WHAT THE TASK REQUIRES -
Only lines holding the word "since" should be copied from the material.

(Data extracted from a collection)
[Start]

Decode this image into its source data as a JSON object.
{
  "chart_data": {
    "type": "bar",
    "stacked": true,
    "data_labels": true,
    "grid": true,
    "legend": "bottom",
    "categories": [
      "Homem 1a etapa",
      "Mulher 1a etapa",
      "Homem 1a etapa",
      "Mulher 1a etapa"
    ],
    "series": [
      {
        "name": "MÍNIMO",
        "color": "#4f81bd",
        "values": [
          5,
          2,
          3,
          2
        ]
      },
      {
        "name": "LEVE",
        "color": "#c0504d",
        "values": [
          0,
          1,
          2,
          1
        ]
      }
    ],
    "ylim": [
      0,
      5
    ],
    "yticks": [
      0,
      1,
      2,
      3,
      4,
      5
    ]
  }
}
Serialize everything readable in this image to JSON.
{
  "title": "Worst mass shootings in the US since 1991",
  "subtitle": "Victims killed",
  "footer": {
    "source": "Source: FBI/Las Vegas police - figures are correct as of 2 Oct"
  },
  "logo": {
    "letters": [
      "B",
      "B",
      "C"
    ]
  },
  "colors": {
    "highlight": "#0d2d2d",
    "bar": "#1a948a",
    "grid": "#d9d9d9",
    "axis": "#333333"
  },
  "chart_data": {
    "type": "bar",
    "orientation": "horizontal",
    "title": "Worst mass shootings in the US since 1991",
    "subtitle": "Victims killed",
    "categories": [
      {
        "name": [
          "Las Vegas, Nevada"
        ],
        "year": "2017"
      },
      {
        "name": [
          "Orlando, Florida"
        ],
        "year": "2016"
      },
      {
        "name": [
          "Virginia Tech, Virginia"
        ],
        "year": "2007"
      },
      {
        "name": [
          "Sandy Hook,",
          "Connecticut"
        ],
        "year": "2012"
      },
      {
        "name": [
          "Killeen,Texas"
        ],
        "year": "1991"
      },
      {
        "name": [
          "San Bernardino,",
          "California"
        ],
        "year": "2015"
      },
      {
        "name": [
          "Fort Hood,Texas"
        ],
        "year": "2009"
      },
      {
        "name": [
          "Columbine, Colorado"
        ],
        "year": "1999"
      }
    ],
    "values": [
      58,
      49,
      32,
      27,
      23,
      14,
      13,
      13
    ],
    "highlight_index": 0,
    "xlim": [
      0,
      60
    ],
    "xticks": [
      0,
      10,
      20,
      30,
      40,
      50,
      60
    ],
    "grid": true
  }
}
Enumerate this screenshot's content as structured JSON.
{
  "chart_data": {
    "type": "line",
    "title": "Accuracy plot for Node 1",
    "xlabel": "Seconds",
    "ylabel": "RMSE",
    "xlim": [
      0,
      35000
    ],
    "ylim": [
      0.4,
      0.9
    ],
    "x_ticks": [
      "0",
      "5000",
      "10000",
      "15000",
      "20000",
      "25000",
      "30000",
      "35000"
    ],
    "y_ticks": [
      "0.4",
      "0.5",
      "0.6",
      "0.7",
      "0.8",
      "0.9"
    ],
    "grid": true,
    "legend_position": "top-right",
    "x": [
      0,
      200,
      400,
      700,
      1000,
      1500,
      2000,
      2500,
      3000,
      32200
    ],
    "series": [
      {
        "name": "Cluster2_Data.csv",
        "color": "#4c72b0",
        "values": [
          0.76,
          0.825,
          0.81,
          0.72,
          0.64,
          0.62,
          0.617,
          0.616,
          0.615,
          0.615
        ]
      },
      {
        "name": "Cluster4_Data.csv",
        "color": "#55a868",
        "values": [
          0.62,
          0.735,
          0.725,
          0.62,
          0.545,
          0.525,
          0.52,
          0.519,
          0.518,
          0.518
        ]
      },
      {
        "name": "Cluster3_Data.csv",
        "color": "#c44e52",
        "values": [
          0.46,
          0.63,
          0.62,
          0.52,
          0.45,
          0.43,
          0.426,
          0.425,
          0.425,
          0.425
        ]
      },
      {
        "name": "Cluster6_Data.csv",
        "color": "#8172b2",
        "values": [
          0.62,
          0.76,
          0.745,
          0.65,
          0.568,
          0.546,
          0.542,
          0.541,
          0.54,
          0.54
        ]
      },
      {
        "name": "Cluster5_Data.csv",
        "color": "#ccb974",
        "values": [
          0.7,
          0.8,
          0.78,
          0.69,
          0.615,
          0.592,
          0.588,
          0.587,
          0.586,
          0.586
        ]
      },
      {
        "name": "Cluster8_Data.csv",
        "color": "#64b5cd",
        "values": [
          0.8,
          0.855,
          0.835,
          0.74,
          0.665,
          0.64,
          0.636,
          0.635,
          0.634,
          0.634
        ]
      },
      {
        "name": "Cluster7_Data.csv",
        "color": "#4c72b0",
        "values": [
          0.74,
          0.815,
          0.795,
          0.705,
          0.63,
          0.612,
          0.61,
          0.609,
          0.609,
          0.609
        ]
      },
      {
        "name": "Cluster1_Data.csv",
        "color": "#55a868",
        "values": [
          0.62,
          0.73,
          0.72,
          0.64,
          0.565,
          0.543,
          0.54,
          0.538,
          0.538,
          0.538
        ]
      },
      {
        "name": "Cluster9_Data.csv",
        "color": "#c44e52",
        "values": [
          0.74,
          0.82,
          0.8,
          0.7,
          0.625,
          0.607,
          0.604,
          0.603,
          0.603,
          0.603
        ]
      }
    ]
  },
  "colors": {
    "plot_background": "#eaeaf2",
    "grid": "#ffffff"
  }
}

[End]

OUTPUT FOR THIS TASK -
  "title": "Worst mass shootings in the US since 1991",
    "title": "Worst mass shootings in the US since 1991",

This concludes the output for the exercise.